WHAT YOU WILL DO
Go through the records and show each line where the word "with" occurs.

INPUT DATA
☆ ☆ ☆ ☆ ☆

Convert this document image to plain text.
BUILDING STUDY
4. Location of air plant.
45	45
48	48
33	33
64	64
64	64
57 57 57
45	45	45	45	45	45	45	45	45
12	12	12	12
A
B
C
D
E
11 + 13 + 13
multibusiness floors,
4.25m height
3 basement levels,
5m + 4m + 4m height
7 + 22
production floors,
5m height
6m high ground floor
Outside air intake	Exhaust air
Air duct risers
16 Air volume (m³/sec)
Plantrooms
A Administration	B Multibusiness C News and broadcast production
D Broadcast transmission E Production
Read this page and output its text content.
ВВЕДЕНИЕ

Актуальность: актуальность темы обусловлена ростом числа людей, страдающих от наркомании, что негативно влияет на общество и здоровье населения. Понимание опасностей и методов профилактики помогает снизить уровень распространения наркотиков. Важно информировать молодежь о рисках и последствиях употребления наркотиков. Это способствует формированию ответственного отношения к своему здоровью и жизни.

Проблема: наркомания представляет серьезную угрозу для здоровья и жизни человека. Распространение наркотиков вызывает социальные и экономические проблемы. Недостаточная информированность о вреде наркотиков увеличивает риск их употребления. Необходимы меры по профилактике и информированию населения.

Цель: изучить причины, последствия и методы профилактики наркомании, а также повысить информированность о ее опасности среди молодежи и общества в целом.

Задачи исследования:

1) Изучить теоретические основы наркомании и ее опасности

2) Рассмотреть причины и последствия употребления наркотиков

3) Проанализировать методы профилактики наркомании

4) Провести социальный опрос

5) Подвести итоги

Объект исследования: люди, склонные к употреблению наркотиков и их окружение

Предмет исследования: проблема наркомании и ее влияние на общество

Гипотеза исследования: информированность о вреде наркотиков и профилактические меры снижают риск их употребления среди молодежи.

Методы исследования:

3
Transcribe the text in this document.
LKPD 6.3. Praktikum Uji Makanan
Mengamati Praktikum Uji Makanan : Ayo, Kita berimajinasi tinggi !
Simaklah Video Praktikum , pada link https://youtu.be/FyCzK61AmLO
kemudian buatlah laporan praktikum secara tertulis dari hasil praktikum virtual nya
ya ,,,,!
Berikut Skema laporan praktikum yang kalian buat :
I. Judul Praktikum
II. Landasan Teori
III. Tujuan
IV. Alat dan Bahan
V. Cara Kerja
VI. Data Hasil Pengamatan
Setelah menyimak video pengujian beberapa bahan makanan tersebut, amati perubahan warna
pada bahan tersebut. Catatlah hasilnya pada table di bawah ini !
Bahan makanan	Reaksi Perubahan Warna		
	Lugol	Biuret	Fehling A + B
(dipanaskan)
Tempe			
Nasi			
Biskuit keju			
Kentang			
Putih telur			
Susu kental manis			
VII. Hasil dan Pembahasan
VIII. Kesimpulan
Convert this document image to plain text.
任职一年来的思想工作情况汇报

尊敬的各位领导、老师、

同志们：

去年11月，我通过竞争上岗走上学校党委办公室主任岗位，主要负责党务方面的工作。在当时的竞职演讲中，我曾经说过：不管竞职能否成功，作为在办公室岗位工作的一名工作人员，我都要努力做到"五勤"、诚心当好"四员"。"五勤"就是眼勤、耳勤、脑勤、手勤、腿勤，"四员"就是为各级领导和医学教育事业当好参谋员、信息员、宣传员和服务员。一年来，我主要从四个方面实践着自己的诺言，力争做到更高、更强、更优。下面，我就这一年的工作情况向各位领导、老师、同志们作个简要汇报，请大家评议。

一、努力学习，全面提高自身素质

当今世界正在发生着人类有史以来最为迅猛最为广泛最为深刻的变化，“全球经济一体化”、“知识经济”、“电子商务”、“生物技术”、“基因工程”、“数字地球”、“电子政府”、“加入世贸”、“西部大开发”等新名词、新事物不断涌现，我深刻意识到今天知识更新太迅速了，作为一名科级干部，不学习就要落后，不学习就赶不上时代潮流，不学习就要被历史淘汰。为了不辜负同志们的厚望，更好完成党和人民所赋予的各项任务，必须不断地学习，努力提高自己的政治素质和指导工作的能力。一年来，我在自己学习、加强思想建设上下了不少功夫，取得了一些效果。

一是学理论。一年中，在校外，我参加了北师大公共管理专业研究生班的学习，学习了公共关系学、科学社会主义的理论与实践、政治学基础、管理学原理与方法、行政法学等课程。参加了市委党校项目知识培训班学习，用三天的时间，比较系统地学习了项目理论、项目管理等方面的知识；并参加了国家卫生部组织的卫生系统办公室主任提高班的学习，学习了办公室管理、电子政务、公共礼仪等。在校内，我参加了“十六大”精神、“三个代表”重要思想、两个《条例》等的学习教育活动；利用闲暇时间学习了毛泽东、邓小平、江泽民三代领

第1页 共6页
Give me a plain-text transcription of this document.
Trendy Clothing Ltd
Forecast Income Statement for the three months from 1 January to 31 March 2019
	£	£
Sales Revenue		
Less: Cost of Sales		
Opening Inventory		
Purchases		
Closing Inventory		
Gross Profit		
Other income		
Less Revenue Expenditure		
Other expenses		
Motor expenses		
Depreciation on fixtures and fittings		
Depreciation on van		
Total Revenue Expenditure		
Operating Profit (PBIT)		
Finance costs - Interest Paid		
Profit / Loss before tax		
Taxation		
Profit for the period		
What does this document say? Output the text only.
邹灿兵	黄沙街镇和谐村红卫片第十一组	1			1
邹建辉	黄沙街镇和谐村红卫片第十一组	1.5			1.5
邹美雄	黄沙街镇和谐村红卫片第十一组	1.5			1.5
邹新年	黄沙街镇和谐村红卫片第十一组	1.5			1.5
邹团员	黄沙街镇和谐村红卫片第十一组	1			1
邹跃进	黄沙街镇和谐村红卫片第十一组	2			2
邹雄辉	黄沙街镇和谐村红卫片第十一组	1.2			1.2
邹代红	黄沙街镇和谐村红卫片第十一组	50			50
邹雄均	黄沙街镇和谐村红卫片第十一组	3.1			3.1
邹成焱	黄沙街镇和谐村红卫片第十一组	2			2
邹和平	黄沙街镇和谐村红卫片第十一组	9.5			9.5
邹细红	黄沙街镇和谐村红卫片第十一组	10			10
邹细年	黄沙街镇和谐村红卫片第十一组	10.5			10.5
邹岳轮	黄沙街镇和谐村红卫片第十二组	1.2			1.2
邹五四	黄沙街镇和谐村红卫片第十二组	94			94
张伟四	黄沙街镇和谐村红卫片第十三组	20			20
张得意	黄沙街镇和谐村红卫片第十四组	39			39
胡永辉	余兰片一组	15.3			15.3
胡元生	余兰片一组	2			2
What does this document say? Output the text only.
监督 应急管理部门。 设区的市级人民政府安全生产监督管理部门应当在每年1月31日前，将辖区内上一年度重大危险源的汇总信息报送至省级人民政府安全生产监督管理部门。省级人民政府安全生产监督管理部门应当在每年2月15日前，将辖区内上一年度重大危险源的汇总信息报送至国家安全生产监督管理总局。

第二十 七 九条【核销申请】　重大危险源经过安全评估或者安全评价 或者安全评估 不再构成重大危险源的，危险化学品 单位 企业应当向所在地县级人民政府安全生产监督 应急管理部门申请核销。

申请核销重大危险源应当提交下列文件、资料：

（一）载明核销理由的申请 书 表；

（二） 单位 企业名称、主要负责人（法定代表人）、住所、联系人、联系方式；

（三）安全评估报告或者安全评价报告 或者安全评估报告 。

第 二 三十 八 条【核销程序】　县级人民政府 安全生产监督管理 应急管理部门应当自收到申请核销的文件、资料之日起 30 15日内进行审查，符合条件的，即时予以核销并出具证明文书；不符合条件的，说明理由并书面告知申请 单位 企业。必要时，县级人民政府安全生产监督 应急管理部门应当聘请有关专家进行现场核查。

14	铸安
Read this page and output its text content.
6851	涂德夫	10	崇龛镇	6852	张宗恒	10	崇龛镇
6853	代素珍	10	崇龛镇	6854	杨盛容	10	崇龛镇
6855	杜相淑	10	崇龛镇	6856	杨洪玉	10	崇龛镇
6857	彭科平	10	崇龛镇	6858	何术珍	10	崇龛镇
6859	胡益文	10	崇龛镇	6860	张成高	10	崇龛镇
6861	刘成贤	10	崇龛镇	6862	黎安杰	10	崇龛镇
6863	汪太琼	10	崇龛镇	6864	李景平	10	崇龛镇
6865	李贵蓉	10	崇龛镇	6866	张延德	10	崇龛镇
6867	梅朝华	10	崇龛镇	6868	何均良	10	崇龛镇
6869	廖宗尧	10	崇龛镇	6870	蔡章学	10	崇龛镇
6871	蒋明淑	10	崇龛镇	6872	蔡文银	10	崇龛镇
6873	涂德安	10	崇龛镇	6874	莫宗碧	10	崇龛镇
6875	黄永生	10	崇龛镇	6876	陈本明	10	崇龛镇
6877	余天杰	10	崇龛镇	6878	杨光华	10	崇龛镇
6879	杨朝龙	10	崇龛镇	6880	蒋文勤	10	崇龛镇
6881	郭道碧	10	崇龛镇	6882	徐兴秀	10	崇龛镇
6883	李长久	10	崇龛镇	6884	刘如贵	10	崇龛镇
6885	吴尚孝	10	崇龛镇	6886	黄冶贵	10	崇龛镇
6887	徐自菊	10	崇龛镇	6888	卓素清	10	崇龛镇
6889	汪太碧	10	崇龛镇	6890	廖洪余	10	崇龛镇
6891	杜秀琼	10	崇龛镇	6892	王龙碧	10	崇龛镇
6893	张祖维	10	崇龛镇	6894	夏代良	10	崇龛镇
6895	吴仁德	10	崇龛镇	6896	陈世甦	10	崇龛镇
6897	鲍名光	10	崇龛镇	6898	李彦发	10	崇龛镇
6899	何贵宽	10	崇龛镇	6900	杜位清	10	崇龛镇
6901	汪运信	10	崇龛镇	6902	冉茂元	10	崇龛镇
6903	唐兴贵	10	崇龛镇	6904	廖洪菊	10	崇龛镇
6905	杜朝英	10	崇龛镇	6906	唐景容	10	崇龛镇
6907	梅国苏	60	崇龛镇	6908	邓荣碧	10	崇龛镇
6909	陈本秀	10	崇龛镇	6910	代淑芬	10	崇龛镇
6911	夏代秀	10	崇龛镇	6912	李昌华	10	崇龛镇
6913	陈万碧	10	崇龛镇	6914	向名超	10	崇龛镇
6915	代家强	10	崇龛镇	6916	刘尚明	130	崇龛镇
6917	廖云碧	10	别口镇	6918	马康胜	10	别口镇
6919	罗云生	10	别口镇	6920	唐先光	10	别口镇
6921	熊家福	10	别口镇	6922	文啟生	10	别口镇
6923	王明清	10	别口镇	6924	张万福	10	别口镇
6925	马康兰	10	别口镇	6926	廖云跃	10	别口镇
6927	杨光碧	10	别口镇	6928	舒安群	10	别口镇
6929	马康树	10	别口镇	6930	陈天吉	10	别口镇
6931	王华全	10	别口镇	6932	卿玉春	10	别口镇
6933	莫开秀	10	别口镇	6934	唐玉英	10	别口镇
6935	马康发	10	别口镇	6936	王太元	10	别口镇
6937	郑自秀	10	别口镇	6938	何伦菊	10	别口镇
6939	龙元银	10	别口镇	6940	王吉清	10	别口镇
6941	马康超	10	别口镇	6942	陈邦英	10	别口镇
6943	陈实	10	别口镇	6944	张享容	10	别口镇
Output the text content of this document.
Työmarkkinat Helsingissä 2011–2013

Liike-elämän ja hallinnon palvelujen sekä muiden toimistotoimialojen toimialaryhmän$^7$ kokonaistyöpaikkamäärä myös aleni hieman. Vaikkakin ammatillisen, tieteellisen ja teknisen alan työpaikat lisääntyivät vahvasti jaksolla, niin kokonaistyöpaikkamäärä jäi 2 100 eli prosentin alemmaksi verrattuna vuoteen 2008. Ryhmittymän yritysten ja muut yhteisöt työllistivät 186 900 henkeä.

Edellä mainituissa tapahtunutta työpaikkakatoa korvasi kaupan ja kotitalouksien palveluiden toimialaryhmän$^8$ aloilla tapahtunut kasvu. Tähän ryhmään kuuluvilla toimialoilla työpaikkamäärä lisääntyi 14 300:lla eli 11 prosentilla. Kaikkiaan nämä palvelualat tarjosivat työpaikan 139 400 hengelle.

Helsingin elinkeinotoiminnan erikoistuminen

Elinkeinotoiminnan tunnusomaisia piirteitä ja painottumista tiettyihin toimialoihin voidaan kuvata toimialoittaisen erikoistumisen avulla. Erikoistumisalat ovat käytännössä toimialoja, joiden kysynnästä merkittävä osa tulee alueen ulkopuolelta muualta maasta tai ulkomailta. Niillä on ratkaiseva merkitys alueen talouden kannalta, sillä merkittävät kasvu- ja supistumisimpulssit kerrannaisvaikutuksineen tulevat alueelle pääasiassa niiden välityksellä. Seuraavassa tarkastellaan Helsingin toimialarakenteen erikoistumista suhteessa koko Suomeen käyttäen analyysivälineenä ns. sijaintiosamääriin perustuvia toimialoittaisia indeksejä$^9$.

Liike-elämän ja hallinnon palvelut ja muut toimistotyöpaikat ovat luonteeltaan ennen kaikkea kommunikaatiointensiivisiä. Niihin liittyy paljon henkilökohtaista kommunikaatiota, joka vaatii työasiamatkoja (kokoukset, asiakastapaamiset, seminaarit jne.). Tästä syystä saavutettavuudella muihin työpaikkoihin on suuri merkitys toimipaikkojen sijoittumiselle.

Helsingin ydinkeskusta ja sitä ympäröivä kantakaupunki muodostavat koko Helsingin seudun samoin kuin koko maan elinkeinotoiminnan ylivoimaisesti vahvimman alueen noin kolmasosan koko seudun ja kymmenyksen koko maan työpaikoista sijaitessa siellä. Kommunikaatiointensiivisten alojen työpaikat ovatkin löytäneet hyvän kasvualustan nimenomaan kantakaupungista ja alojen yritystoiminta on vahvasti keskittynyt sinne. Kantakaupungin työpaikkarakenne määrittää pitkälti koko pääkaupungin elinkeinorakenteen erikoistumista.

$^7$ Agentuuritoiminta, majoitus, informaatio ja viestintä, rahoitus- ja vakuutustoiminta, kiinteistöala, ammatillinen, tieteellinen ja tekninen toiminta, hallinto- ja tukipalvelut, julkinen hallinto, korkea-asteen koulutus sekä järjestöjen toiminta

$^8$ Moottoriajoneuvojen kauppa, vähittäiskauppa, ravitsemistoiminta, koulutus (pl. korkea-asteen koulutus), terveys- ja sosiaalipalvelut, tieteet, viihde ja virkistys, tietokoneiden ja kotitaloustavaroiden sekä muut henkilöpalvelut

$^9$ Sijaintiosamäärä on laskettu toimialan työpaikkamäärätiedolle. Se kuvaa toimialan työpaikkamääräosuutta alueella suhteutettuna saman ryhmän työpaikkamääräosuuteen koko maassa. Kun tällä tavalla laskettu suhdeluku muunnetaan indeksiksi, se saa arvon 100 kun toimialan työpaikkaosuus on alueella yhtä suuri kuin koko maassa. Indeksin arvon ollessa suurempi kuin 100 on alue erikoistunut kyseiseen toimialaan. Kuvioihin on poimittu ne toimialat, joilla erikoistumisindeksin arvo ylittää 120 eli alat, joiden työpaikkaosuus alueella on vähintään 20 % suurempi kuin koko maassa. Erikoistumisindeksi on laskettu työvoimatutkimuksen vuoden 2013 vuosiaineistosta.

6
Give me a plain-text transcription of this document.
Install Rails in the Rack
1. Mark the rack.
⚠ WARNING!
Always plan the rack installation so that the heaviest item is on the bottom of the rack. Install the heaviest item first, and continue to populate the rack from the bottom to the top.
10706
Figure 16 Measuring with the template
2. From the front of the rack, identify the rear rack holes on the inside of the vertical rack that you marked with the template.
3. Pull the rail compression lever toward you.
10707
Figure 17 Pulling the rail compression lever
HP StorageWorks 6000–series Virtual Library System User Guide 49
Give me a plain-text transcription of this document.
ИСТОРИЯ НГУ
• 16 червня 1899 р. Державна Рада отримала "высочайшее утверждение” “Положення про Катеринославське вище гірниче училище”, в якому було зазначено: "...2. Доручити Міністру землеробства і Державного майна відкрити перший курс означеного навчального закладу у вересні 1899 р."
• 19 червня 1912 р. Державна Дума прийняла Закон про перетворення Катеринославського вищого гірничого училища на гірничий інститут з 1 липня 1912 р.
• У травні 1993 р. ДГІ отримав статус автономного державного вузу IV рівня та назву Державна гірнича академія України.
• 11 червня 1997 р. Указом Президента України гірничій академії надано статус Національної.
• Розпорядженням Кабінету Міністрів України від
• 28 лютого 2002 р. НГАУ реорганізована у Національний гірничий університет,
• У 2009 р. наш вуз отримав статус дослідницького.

☆ ☆ ☆ ☆ ☆

ANSWER TO THE TASK
Figure 16 Measuring with the template
2. From the front of the rack, identify the rear rack holes on the inside of the vertical rack that you marked with the template.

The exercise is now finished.